**Stated problem:** Could every line of the data be printed exactly as it reads?

[Stored entries]
►
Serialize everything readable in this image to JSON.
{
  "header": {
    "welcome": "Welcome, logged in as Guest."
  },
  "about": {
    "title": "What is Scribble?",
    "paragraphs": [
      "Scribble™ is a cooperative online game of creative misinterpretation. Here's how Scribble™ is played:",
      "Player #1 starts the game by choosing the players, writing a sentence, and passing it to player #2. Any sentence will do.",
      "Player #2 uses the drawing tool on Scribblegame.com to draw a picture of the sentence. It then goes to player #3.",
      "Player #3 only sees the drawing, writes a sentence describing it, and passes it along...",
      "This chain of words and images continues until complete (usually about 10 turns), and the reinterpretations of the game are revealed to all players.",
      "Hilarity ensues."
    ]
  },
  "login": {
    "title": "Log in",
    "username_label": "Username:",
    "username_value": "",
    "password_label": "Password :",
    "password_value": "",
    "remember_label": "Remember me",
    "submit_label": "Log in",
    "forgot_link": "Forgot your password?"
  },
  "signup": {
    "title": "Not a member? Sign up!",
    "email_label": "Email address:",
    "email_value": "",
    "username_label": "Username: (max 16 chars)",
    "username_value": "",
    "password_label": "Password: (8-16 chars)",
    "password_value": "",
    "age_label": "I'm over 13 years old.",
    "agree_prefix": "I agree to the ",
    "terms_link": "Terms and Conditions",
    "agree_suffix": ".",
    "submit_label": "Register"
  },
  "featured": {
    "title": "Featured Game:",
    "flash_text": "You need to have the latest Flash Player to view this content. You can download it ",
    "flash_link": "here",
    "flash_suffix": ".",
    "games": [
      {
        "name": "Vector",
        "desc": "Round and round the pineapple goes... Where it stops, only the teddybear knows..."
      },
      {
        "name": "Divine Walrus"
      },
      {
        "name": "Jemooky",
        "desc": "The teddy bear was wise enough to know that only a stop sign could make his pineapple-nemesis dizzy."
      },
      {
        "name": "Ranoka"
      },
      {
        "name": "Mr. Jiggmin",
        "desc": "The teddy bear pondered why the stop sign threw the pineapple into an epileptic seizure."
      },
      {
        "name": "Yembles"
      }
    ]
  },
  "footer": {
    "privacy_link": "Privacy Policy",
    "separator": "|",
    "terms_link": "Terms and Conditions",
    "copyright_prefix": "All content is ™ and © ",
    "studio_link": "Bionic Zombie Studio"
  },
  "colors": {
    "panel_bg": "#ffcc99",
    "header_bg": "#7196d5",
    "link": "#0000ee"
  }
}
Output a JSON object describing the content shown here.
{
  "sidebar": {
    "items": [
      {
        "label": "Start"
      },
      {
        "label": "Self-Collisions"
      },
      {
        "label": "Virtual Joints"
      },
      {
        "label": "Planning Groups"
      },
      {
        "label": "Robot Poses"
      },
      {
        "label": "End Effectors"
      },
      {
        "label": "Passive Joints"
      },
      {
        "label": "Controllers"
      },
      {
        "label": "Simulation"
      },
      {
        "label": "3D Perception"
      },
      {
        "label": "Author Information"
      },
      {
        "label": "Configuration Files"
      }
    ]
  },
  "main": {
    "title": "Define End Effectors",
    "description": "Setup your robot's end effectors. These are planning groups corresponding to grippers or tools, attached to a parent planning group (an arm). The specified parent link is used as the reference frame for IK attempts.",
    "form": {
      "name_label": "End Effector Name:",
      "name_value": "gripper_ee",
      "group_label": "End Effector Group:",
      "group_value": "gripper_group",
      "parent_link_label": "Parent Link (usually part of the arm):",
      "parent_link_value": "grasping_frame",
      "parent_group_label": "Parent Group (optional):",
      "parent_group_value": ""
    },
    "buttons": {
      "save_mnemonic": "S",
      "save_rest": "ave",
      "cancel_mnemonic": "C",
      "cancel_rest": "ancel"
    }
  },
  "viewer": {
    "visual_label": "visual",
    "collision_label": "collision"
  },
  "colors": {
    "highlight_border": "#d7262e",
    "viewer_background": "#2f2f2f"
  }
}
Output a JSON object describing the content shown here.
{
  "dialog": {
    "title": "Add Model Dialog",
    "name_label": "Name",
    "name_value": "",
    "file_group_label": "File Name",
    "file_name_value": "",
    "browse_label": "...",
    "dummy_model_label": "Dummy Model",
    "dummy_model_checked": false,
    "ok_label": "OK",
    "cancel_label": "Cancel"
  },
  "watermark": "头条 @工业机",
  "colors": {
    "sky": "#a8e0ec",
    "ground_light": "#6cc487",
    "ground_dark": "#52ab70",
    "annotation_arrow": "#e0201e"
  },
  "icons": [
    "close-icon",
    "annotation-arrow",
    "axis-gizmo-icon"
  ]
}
◄
**Final answer:**
Serialize everything readable in this image to JSON.
{
  "header": {
    "welcome": "Welcome, logged in as Guest."
  },
  "about": {
    "title": "What is Scribble?",
    "paragraphs": [
      "Scribble™ is a cooperative online game of creative misinterpretation. Here's how Scribble™ is played:",
      "Player #1 starts the game by choosing the players, writing a sentence, and passing it to player #2. Any sentence will do.",
      "Player #2 uses the drawing tool on Scribblegame.com to draw a picture of the sentence. It then goes to player #3.",
      "Player #3 only sees the drawing, writes a sentence describing it, and passes it along...",
      "This chain of words and images continues until complete (usually about 10 turns), and the reinterpretations of the game are revealed to all players.",
      "Hilarity ensues."
    ]
  },
  "login": {
    "title": "Log in",
    "username_label": "Username:",
    "username_value": "",
    "password_label": "Password :",
    "password_value": "",
    "remember_label": "Remember me",
    "submit_label": "Log in",
    "forgot_link": "Forgot your password?"
  },
  "signup": {
    "title": "Not a member? Sign up!",
    "email_label": "Email address:",
    "email_value": "",
    "username_label": "Username: (max 16 chars)",
    "username_value": "",
    "password_label": "Password: (8-16 chars)",
    "password_value": "",
    "age_label": "I'm over 13 years old.",
    "agree_prefix": "I agree to the ",
    "terms_link": "Terms and Conditions",
    "agree_suffix": ".",
    "submit_label": "Register"
  },
  "featured": {
    "title": "Featured Game:",
    "flash_text": "You need to have the latest Flash Player to view this content. You can download it ",
    "flash_link": "here",
    "flash_suffix": ".",
    "games": [
      {
        "name": "Vector",
        "desc": "Round and round the pineapple goes... Where it stops, only the teddybear knows..."
      },
      {
        "name": "Divine Walrus"
      },
      {
        "name": "Jemooky",
        "desc": "The teddy bear was wise enough to know that only a stop sign could make his pineapple-nemesis dizzy."
      },
      {
        "name": "Ranoka"
      },
      {
        "name": "Mr. Jiggmin",
        "desc": "The teddy bear pondered why the stop sign threw the pineapple into an epileptic seizure."
      },
      {
        "name": "Yembles"
      }
    ]
  },
  "footer": {
    "privacy_link": "Privacy Policy",
    "separator": "|",
    "terms_link": "Terms and Conditions",
    "copyright_prefix": "All content is ™ and © ",
    "studio_link": "Bionic Zombie Studio"
  },
  "colors": {
    "panel_bg": "#ffcc99",
    "header_bg": "#7196d5",
    "link": "#0000ee"
  }
}
Output a JSON object describing the content shown here.
{
  "sidebar": {
    "items": [
      {
        "label": "Start"
      },
      {
        "label": "Self-Collisions"
      },
      {
        "label": "Virtual Joints"
      },
      {
        "label": "Planning Groups"
      },
      {
        "label": "Robot Poses"
      },
      {
        "label": "End Effectors"
      },
      {
        "label": "Passive Joints"
      },
      {
        "label": "Controllers"
      },
      {
        "label": "Simulation"
      },
      {
        "label": "3D Perception"
      },
      {
        "label": "Author Information"
      },
      {
        "label": "Configuration Files"
      }
    ]
  },
  "main": {
    "title": "Define End Effectors",
    "description": "Setup your robot's end effectors. These are planning groups corresponding to grippers or tools, attached to a parent planning group (an arm). The specified parent link is used as the reference frame for IK attempts.",
    "form": {
      "name_label": "End Effector Name:",
      "name_value": "gripper_ee",
      "group_label": "End Effector Group:",
      "group_value": "gripper_group",
      "parent_link_label": "Parent Link (usually part of the arm):",
      "parent_link_value": "grasping_frame",
      "parent_group_label": "Parent Group (optional):",
      "parent_group_value": ""
    },
    "buttons": {
      "save_mnemonic": "S",
      "save_rest": "ave",
      "cancel_mnemonic": "C",
      "cancel_rest": "ancel"
    }
  },
  "viewer": {
    "visual_label": "visual",
    "collision_label": "collision"
  },
  "colors": {
    "highlight_border": "#d7262e",
    "viewer_background": "#2f2f2f"
  }
}
Output a JSON object describing the content shown here.
{
  "dialog": {
    "title": "Add Model Dialog",
    "name_label": "Name",
    "name_value": "",
    "file_group_label": "File Name",
    "file_name_value": "",
    "browse_label": "...",
    "dummy_model_label": "Dummy Model",
    "dummy_model_checked": false,
    "ok_label": "OK",
    "cancel_label": "Cancel"
  },
  "watermark": "头条 @工业机",
  "colors": {
    "sky": "#a8e0ec",
    "ground_light": "#6cc487",
    "ground_dark": "#52ab70",
    "annotation_arrow": "#e0201e"
  },
  "icons": [
    "close-icon",
    "annotation-arrow",
    "axis-gizmo-icon"
  ]
}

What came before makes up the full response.